Given request
Below are records to repeat exactly. Omit the pictures from the copy.

Dataset rows
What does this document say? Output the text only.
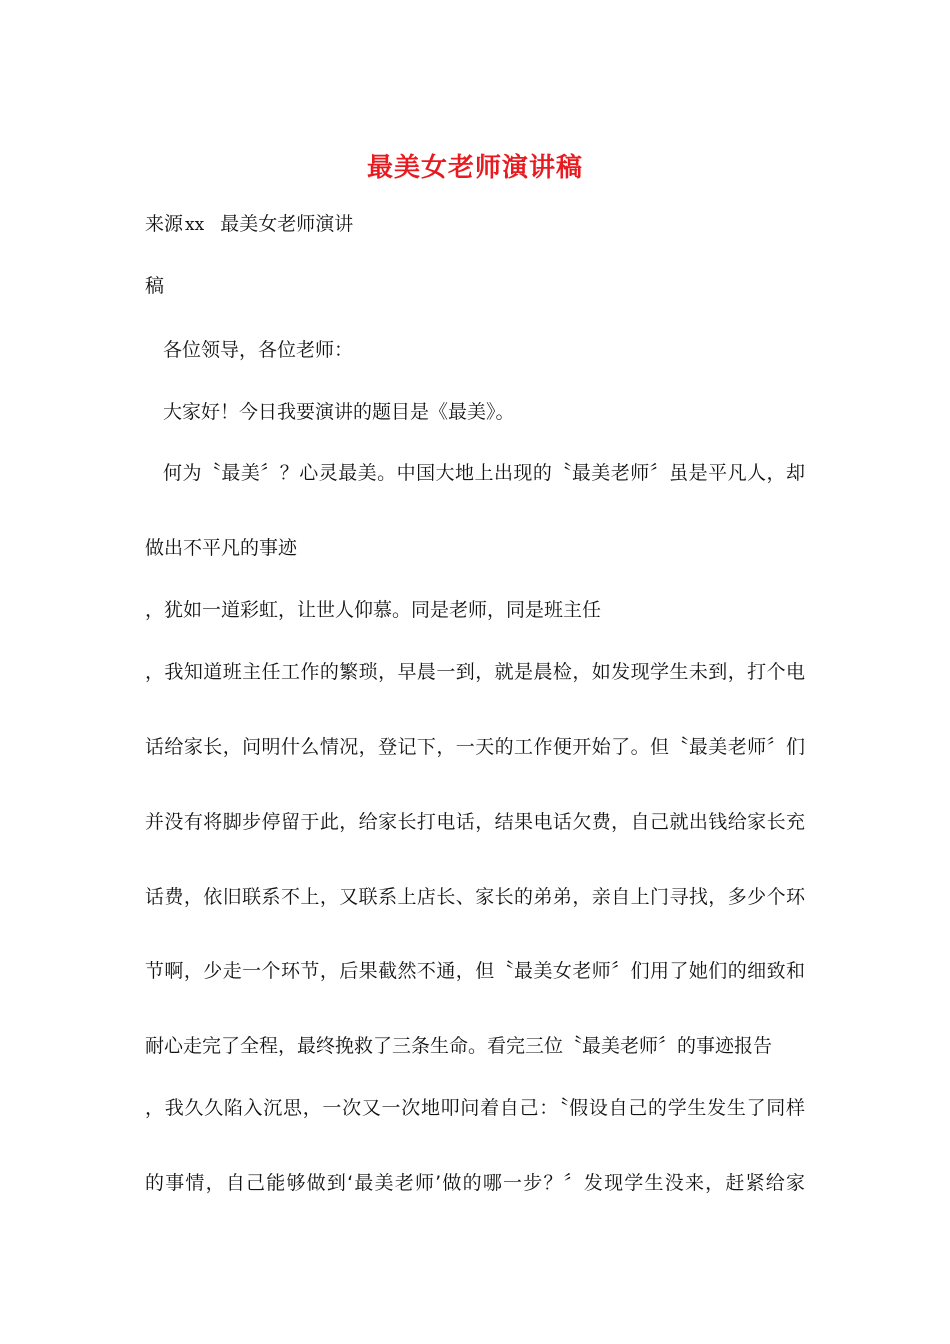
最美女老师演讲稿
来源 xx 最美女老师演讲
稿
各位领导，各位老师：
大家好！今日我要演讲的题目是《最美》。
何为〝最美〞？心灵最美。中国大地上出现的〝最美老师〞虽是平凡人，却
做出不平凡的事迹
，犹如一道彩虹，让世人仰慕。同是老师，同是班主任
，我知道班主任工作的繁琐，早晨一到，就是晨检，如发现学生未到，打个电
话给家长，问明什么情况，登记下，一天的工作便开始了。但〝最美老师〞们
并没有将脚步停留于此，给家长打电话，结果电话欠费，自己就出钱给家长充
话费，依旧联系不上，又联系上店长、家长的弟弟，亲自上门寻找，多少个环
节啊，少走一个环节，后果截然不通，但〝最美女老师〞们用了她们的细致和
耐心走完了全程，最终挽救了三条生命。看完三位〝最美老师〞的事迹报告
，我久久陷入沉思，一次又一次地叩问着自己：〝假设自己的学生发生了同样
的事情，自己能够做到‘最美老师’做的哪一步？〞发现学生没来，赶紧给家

Reply to the exercise
What does this document say? Output the text only.
最美女老师演讲稿
来源 xx 最美女老师演讲
稿
各位领导，各位老师：
大家好！今日我要演讲的题目是《最美》。
何为〝最美〞？心灵最美。中国大地上出现的〝最美老师〞虽是平凡人，却
做出不平凡的事迹
，犹如一道彩虹，让世人仰慕。同是老师，同是班主任
，我知道班主任工作的繁琐，早晨一到，就是晨检，如发现学生未到，打个电
话给家长，问明什么情况，登记下，一天的工作便开始了。但〝最美老师〞们
并没有将脚步停留于此，给家长打电话，结果电话欠费，自己就出钱给家长充
话费，依旧联系不上，又联系上店长、家长的弟弟，亲自上门寻找，多少个环
节啊，少走一个环节，后果截然不通，但〝最美女老师〞们用了她们的细致和
耐心走完了全程，最终挽救了三条生命。看完三位〝最美老师〞的事迹报告
，我久久陷入沉思，一次又一次地叩问着自己：〝假设自己的学生发生了同样
的事情，自己能够做到‘最美老师’做的哪一步？〞发现学生没来，赶紧给家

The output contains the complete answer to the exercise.